Task: Copy every line that contains the string "ylabel" from the entries below.
+++
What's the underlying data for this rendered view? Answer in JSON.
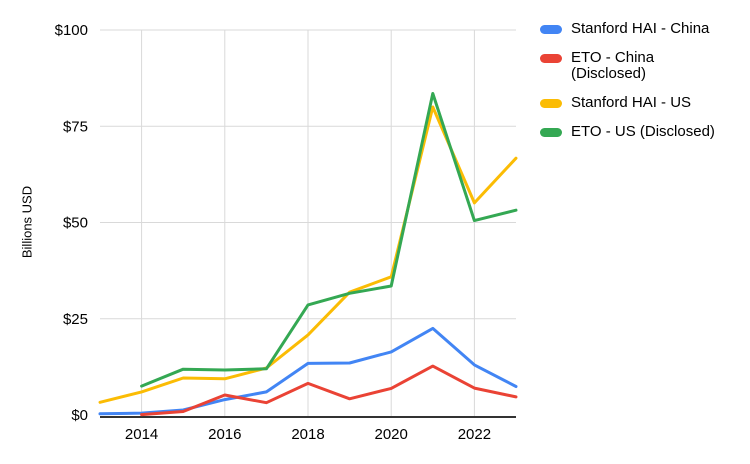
{
  "page": {
    "background": "#ffffff"
  },
  "chart_data": {
    "type": "line",
    "title": "",
    "ylabel": "Billions USD",
    "xlabel": "",
    "xlim": [
      2013,
      2023
    ],
    "ylim": [
      0,
      100
    ],
    "grid": true,
    "legend_position": "right",
    "x_ticks": [
      2014,
      2016,
      2018,
      2020,
      2022
    ],
    "y_ticks": [
      0,
      25,
      50,
      75,
      100
    ],
    "y_tick_labels": [
      "$0",
      "$25",
      "$50",
      "$75",
      "$100"
    ],
    "x": [
      2013,
      2014,
      2015,
      2016,
      2017,
      2018,
      2019,
      2020,
      2021,
      2022,
      2023
    ],
    "series": [
      {
        "name": "Stanford HAI - China",
        "color": "#4285F4",
        "values": [
          0.3,
          0.5,
          1.3,
          4.0,
          6.0,
          13.4,
          13.5,
          16.4,
          22.5,
          13.0,
          7.4
        ]
      },
      {
        "name": "ETO - China (Disclosed)",
        "color": "#EA4335",
        "values": [
          null,
          0.1,
          0.9,
          5.2,
          3.2,
          8.2,
          4.2,
          6.9,
          12.7,
          7.0,
          4.7
        ]
      },
      {
        "name": "Stanford HAI - US",
        "color": "#FBBC04",
        "values": [
          3.3,
          6.0,
          9.6,
          9.4,
          12.2,
          20.8,
          31.9,
          35.9,
          80.0,
          55.1,
          66.7
        ]
      },
      {
        "name": "ETO - US (Disclosed)",
        "color": "#34A853",
        "values": [
          null,
          7.5,
          11.9,
          11.7,
          12.0,
          28.6,
          31.6,
          33.5,
          83.5,
          50.5,
          53.2
        ]
      }
    ],
    "style": {
      "axis_color": "#333333",
      "gridline_color": "#d9d9d9",
      "text_color": "#000000",
      "line_width": 3,
      "tick_font_size": 15
    }
  }
}
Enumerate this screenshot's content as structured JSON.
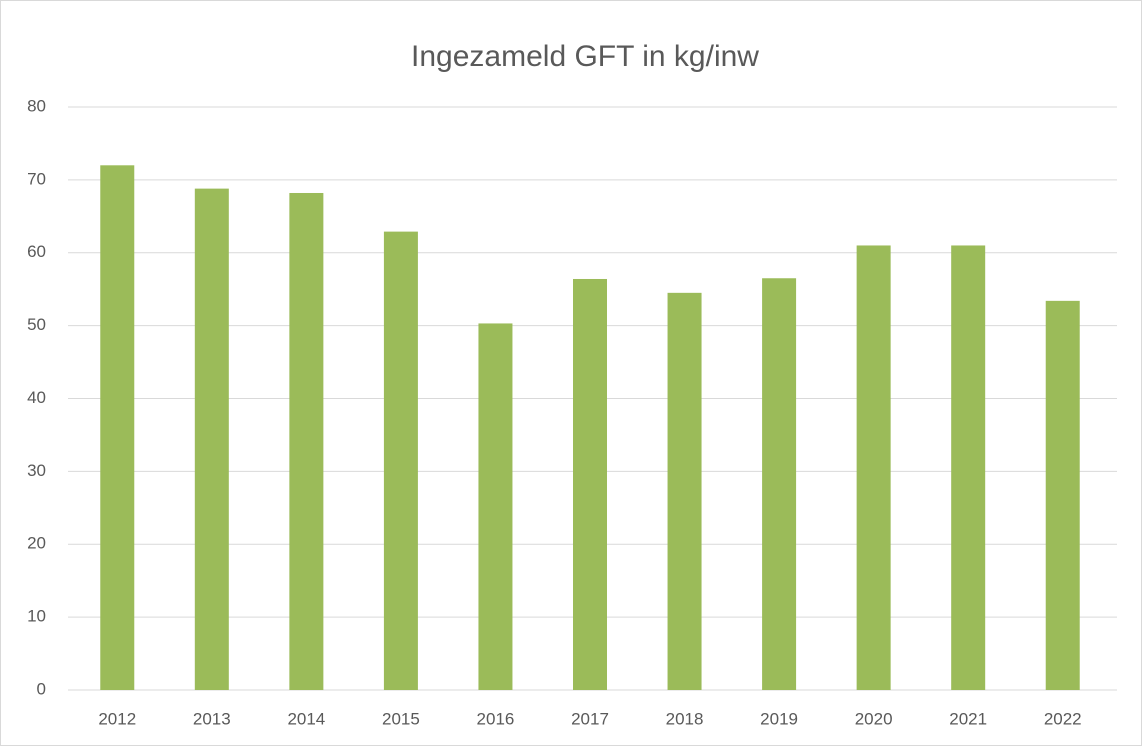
{
  "chart_data": {
    "type": "bar",
    "title": "Ingezameld GFT in kg/inw",
    "categories": [
      "2012",
      "2013",
      "2014",
      "2015",
      "2016",
      "2017",
      "2018",
      "2019",
      "2020",
      "2021",
      "2022"
    ],
    "values": [
      72,
      68.8,
      68.2,
      62.9,
      50.3,
      56.4,
      54.5,
      56.5,
      61,
      61,
      53.4
    ],
    "color": "#9bbb59",
    "ylim": [
      0,
      80
    ],
    "yticks": [
      0,
      10,
      20,
      30,
      40,
      50,
      60,
      70,
      80
    ],
    "grid": true
  }
}
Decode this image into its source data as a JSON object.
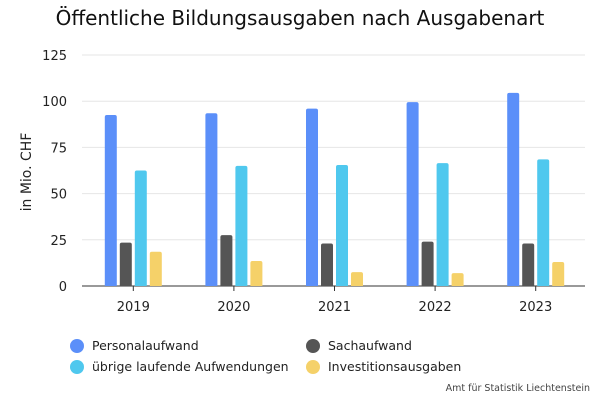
{
  "chart_data": {
    "type": "bar",
    "title": "Öffentliche Bildungsausgaben nach Ausgabenart",
    "ylabel": "in Mio. CHF",
    "xlabel": "",
    "ylim": [
      0,
      125
    ],
    "yticks": [
      0,
      25,
      50,
      75,
      100,
      125
    ],
    "grid": true,
    "legend_position": "bottom",
    "categories": [
      "2019",
      "2020",
      "2021",
      "2022",
      "2023"
    ],
    "series": [
      {
        "name": "Personalaufwand",
        "color": "#5b8ff9",
        "values": [
          92.5,
          93.5,
          96,
          99.5,
          104.5
        ]
      },
      {
        "name": "Sachaufwand",
        "color": "#555555",
        "values": [
          23.5,
          27.5,
          23,
          24,
          23
        ]
      },
      {
        "name": "übrige laufende Aufwendungen",
        "color": "#4fc8ee",
        "values": [
          62.5,
          65,
          65.5,
          66.5,
          68.5
        ]
      },
      {
        "name": "Investitionsausgaben",
        "color": "#f5d169",
        "values": [
          18.5,
          13.5,
          7.5,
          7,
          13
        ]
      }
    ]
  },
  "legend_order": [
    0,
    1,
    2,
    3
  ],
  "source": "Amt für Statistik Liechtenstein"
}
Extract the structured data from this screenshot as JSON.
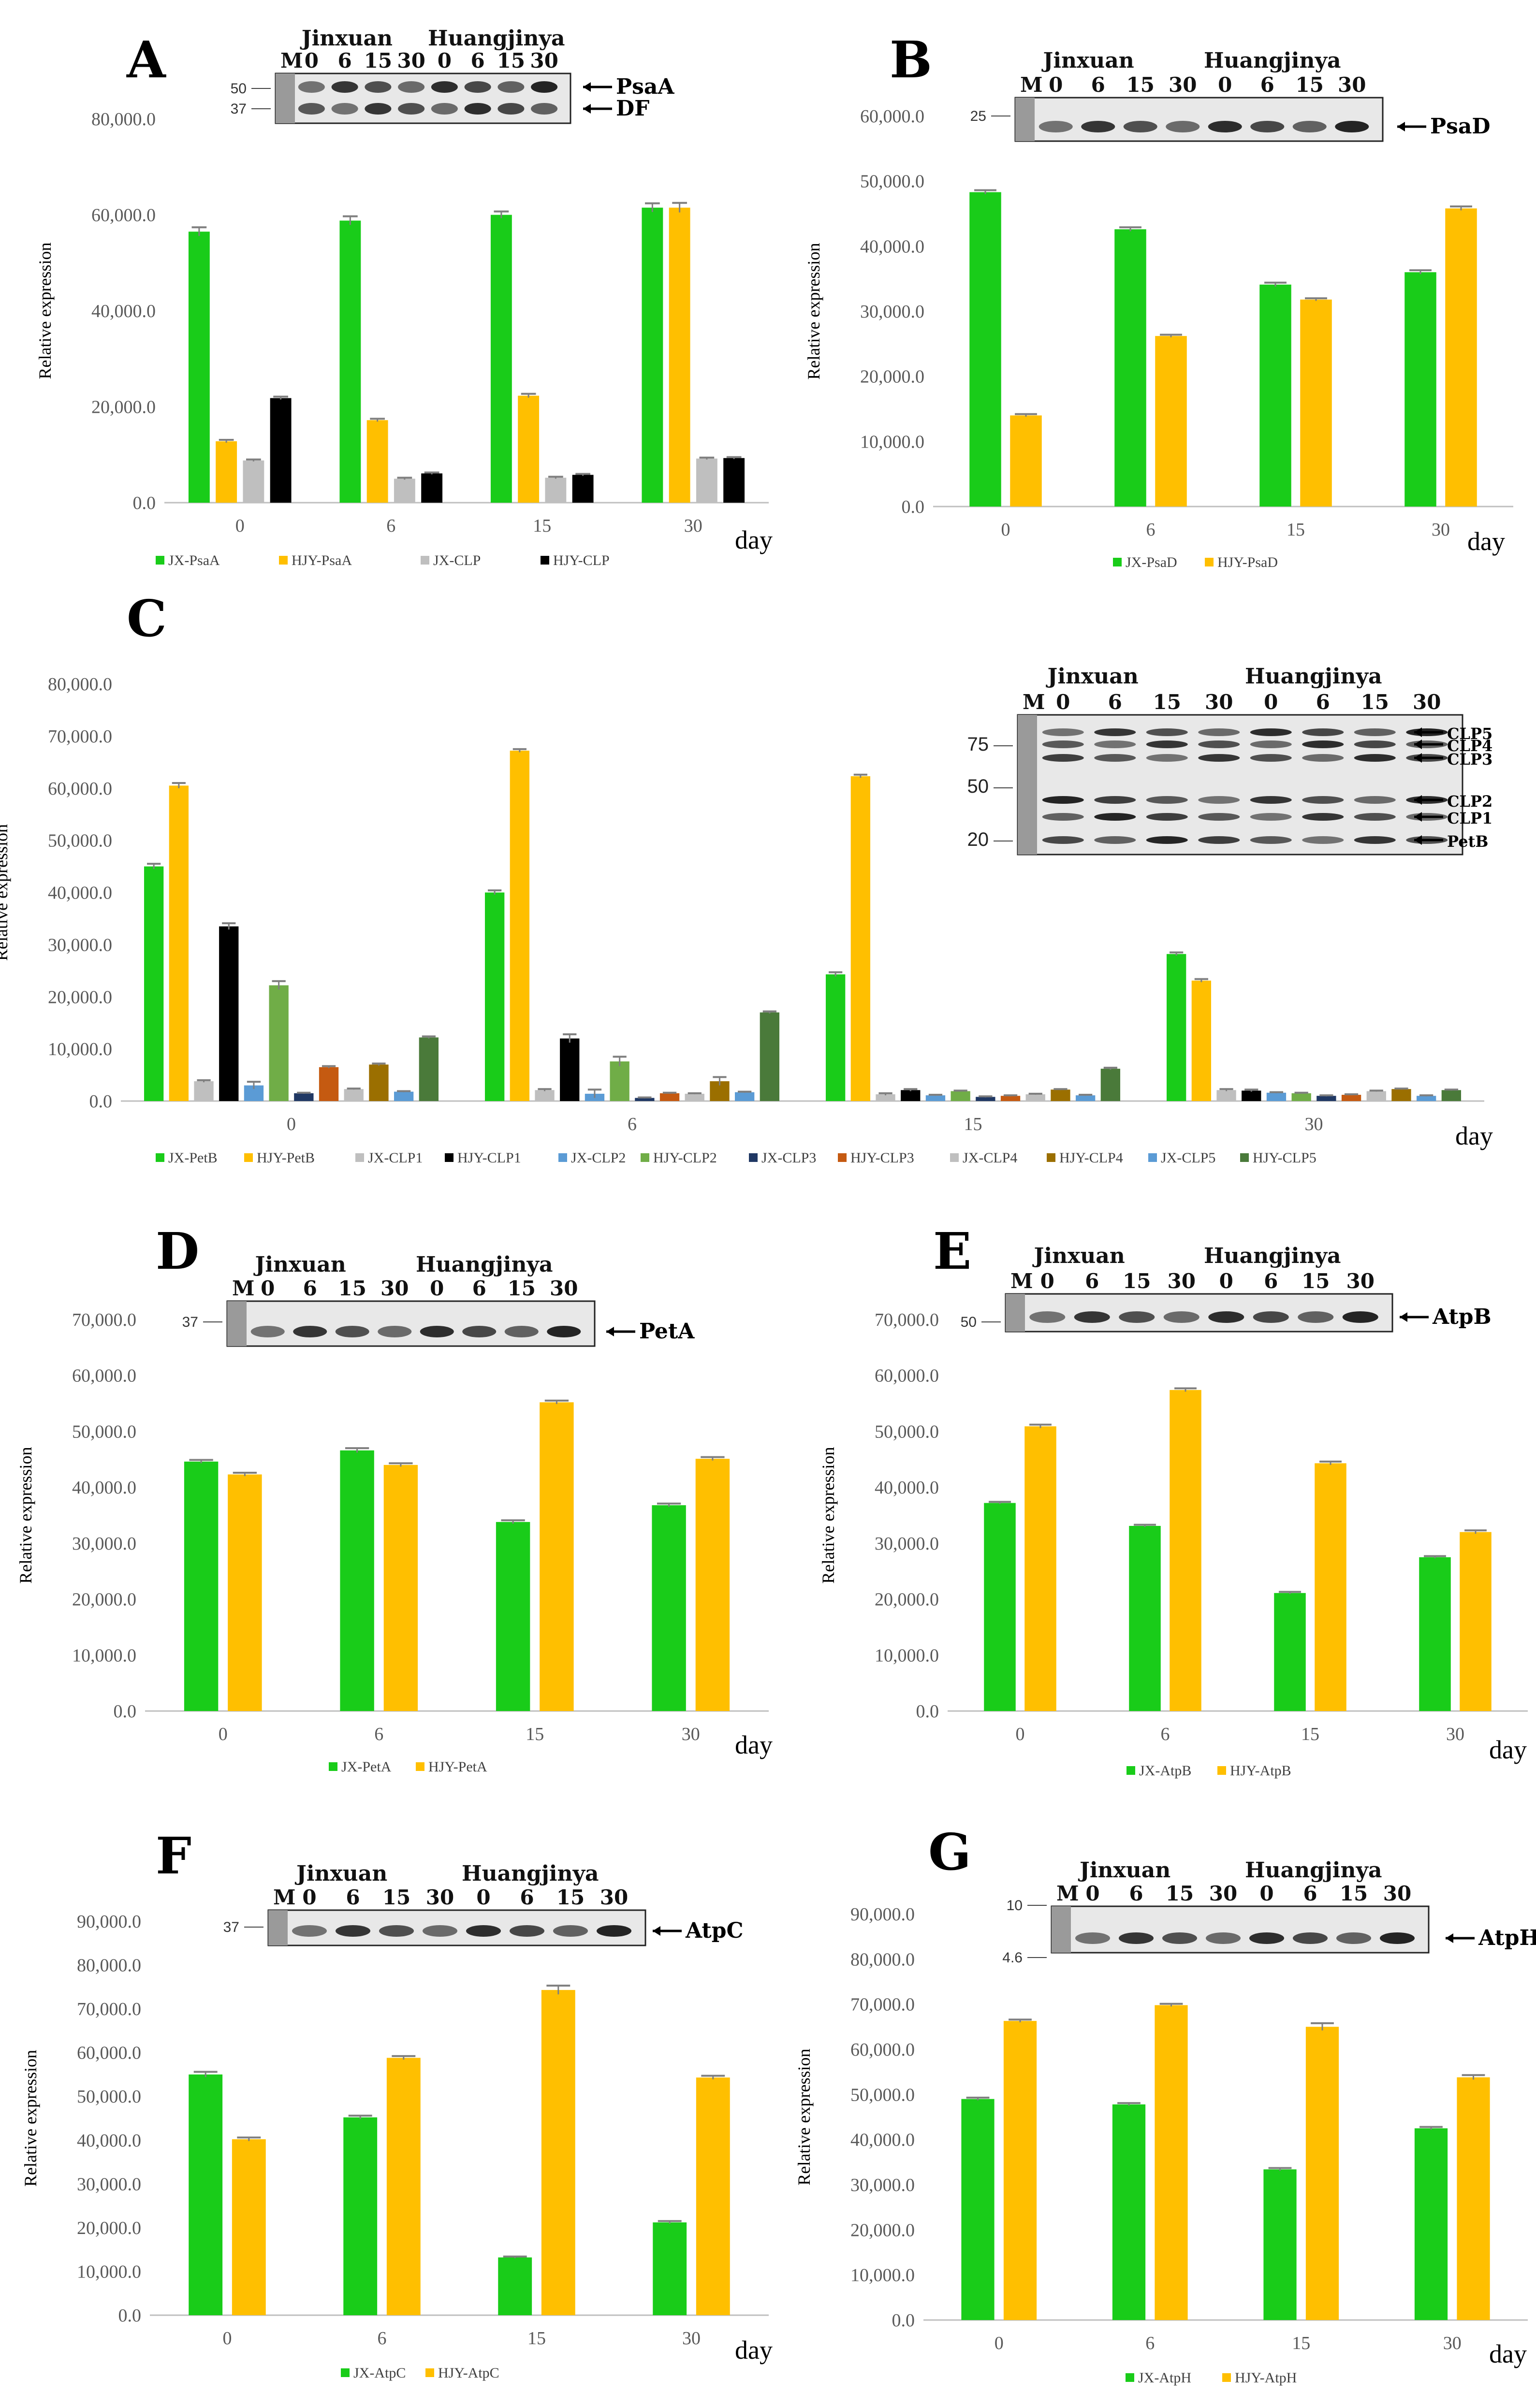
{
  "colors": {
    "JX": "#19cc19",
    "HJY": "#ffbf00",
    "gray": "#bfbfbf",
    "black": "#000000",
    "blue": "#5b9bd5",
    "lightgreen": "#70ad47",
    "navy": "#203864",
    "rust": "#c55a11",
    "olive": "#9b6f00",
    "darkgreen": "#4a7a3a"
  },
  "common": {
    "ylabel": "Relative expression",
    "xlabel": "day",
    "lane_marker": "M",
    "cultivar1": "Jinxuan",
    "cultivar2": "Huangjinya",
    "lanes": [
      "0",
      "6",
      "15",
      "30",
      "0",
      "6",
      "15",
      "30"
    ]
  },
  "chart_data": [
    {
      "id": "A",
      "type": "bar",
      "letter": "A",
      "categories": [
        "0",
        "6",
        "15",
        "30"
      ],
      "ylim": [
        0,
        80000
      ],
      "yticks": [
        "0.0",
        "20,000.0",
        "40,000.0",
        "60,000.0",
        "80,000.0"
      ],
      "series": [
        {
          "name": "JX-PsaA",
          "color": "JX",
          "values": [
            56500,
            58800,
            60000,
            61500
          ],
          "err": [
            900,
            900,
            700,
            900
          ]
        },
        {
          "name": "HJY-PsaA",
          "color": "HJY",
          "values": [
            12800,
            17200,
            22300,
            61500
          ],
          "err": [
            300,
            300,
            400,
            1000
          ]
        },
        {
          "name": "JX-CLP",
          "color": "gray",
          "values": [
            8800,
            5000,
            5200,
            9200
          ],
          "err": [
            200,
            200,
            200,
            200
          ]
        },
        {
          "name": "HJY-CLP",
          "color": "black",
          "values": [
            21800,
            6100,
            5800,
            9300
          ],
          "err": [
            300,
            200,
            200,
            200
          ]
        }
      ],
      "blot": {
        "mw": [
          "50",
          "37"
        ],
        "bands": [
          "PsaA",
          "DF"
        ]
      }
    },
    {
      "id": "B",
      "type": "bar",
      "letter": "B",
      "categories": [
        "0",
        "6",
        "15",
        "30"
      ],
      "ylim": [
        0,
        60000
      ],
      "yticks": [
        "0.0",
        "10,000.0",
        "20,000.0",
        "30,000.0",
        "40,000.0",
        "50,000.0",
        "60,000.0"
      ],
      "series": [
        {
          "name": "JX-PsaD",
          "color": "JX",
          "values": [
            48300,
            42600,
            34100,
            36000
          ],
          "err": [
            300,
            300,
            300,
            300
          ]
        },
        {
          "name": "HJY-PsaD",
          "color": "HJY",
          "values": [
            14000,
            26200,
            31800,
            45800
          ],
          "err": [
            200,
            200,
            200,
            300
          ]
        }
      ],
      "blot": {
        "mw": [
          "25"
        ],
        "bands": [
          "PsaD"
        ]
      }
    },
    {
      "id": "C",
      "type": "bar",
      "letter": "C",
      "categories": [
        "0",
        "6",
        "15",
        "30"
      ],
      "ylim": [
        0,
        80000
      ],
      "yticks": [
        "0.0",
        "10,000.0",
        "20,000.0",
        "30,000.0",
        "40,000.0",
        "50,000.0",
        "60,000.0",
        "70,000.0",
        "80,000.0"
      ],
      "series": [
        {
          "name": "JX-PetB",
          "color": "JX",
          "values": [
            45000,
            40000,
            24300,
            28200
          ],
          "err": [
            500,
            400,
            400,
            300
          ]
        },
        {
          "name": "HJY-PetB",
          "color": "HJY",
          "values": [
            60500,
            67200,
            62300,
            23100
          ],
          "err": [
            500,
            300,
            300,
            300
          ]
        },
        {
          "name": "JX-CLP1",
          "color": "gray",
          "values": [
            3800,
            2100,
            1300,
            2100
          ],
          "err": [
            200,
            200,
            200,
            200
          ]
        },
        {
          "name": "HJY-CLP1",
          "color": "black",
          "values": [
            33500,
            12000,
            2100,
            2000
          ],
          "err": [
            600,
            800,
            200,
            200
          ]
        },
        {
          "name": "JX-CLP2",
          "color": "blue",
          "values": [
            3000,
            1400,
            1100,
            1600
          ],
          "err": [
            700,
            800,
            100,
            100
          ]
        },
        {
          "name": "HJY-CLP2",
          "color": "lightgreen",
          "values": [
            22200,
            7600,
            1900,
            1500
          ],
          "err": [
            800,
            900,
            100,
            100
          ]
        },
        {
          "name": "JX-CLP3",
          "color": "navy",
          "values": [
            1500,
            600,
            800,
            1000
          ],
          "err": [
            100,
            100,
            100,
            100
          ]
        },
        {
          "name": "HJY-CLP3",
          "color": "rust",
          "values": [
            6500,
            1500,
            1000,
            1200
          ],
          "err": [
            200,
            100,
            100,
            100
          ]
        },
        {
          "name": "JX-CLP4",
          "color": "gray",
          "values": [
            2300,
            1400,
            1300,
            1900
          ],
          "err": [
            100,
            100,
            100,
            100
          ]
        },
        {
          "name": "HJY-CLP4",
          "color": "olive",
          "values": [
            7000,
            3800,
            2200,
            2300
          ],
          "err": [
            200,
            800,
            100,
            100
          ]
        },
        {
          "name": "JX-CLP5",
          "color": "blue",
          "values": [
            1800,
            1700,
            1100,
            1000
          ],
          "err": [
            100,
            100,
            100,
            100
          ]
        },
        {
          "name": "HJY-CLP5",
          "color": "darkgreen",
          "values": [
            12200,
            17000,
            6200,
            2100
          ],
          "err": [
            200,
            200,
            200,
            100
          ]
        }
      ],
      "blot": {
        "mw": [
          "75",
          "50",
          "20"
        ],
        "bands": [
          "CLP5",
          "CLP4",
          "CLP3",
          "CLP2",
          "CLP1",
          "PetB"
        ]
      }
    },
    {
      "id": "D",
      "type": "bar",
      "letter": "D",
      "categories": [
        "0",
        "6",
        "15",
        "30"
      ],
      "ylim": [
        0,
        70000
      ],
      "yticks": [
        "0.0",
        "10,000.0",
        "20,000.0",
        "30,000.0",
        "40,000.0",
        "50,000.0",
        "60,000.0",
        "70,000.0"
      ],
      "series": [
        {
          "name": "JX-PetA",
          "color": "JX",
          "values": [
            44600,
            46600,
            33800,
            36800
          ],
          "err": [
            300,
            400,
            300,
            300
          ]
        },
        {
          "name": "HJY-PetA",
          "color": "HJY",
          "values": [
            42300,
            44000,
            55200,
            45100
          ],
          "err": [
            300,
            300,
            300,
            300
          ]
        }
      ],
      "blot": {
        "mw": [
          "37"
        ],
        "bands": [
          "PetA"
        ]
      }
    },
    {
      "id": "E",
      "type": "bar",
      "letter": "E",
      "categories": [
        "0",
        "6",
        "15",
        "30"
      ],
      "ylim": [
        0,
        70000
      ],
      "yticks": [
        "0.0",
        "10,000.0",
        "20,000.0",
        "30,000.0",
        "40,000.0",
        "50,000.0",
        "60,000.0",
        "70,000.0"
      ],
      "series": [
        {
          "name": "JX-AtpB",
          "color": "JX",
          "values": [
            37200,
            33100,
            21100,
            27500
          ],
          "err": [
            200,
            200,
            200,
            200
          ]
        },
        {
          "name": "HJY-AtpB",
          "color": "HJY",
          "values": [
            50900,
            57400,
            44300,
            32000
          ],
          "err": [
            300,
            300,
            300,
            300
          ]
        }
      ],
      "blot": {
        "mw": [
          "50"
        ],
        "bands": [
          "AtpB"
        ]
      }
    },
    {
      "id": "F",
      "type": "bar",
      "letter": "F",
      "categories": [
        "0",
        "6",
        "15",
        "30"
      ],
      "ylim": [
        0,
        90000
      ],
      "yticks": [
        "0.0",
        "10,000.0",
        "20,000.0",
        "30,000.0",
        "40,000.0",
        "50,000.0",
        "60,000.0",
        "70,000.0",
        "80,000.0",
        "90,000.0"
      ],
      "series": [
        {
          "name": "JX-AtpC",
          "color": "JX",
          "values": [
            55000,
            45200,
            13200,
            21200
          ],
          "err": [
            600,
            400,
            200,
            300
          ]
        },
        {
          "name": "HJY-AtpC",
          "color": "HJY",
          "values": [
            40200,
            58800,
            74300,
            54300
          ],
          "err": [
            400,
            400,
            1000,
            400
          ]
        }
      ],
      "blot": {
        "mw": [
          "37"
        ],
        "bands": [
          "AtpC"
        ]
      }
    },
    {
      "id": "G",
      "type": "bar",
      "letter": "G",
      "categories": [
        "0",
        "6",
        "15",
        "30"
      ],
      "ylim": [
        0,
        90000
      ],
      "yticks": [
        "0.0",
        "10,000.0",
        "20,000.0",
        "30,000.0",
        "40,000.0",
        "50,000.0",
        "60,000.0",
        "70,000.0",
        "80,000.0",
        "90,000.0"
      ],
      "series": [
        {
          "name": "JX-AtpH",
          "color": "JX",
          "values": [
            49000,
            47800,
            33400,
            42500
          ],
          "err": [
            300,
            300,
            300,
            300
          ]
        },
        {
          "name": "HJY-AtpH",
          "color": "HJY",
          "values": [
            66300,
            69800,
            65000,
            53800
          ],
          "err": [
            300,
            300,
            800,
            500
          ]
        }
      ],
      "blot": {
        "mw": [
          "10",
          "4.6"
        ],
        "bands": [
          "AtpH"
        ]
      }
    }
  ]
}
+++
Reply:
    "ylabel": "Billions USD",
    "ylabel": "in Mio. CHF",
    "ylabel": "Relative expression",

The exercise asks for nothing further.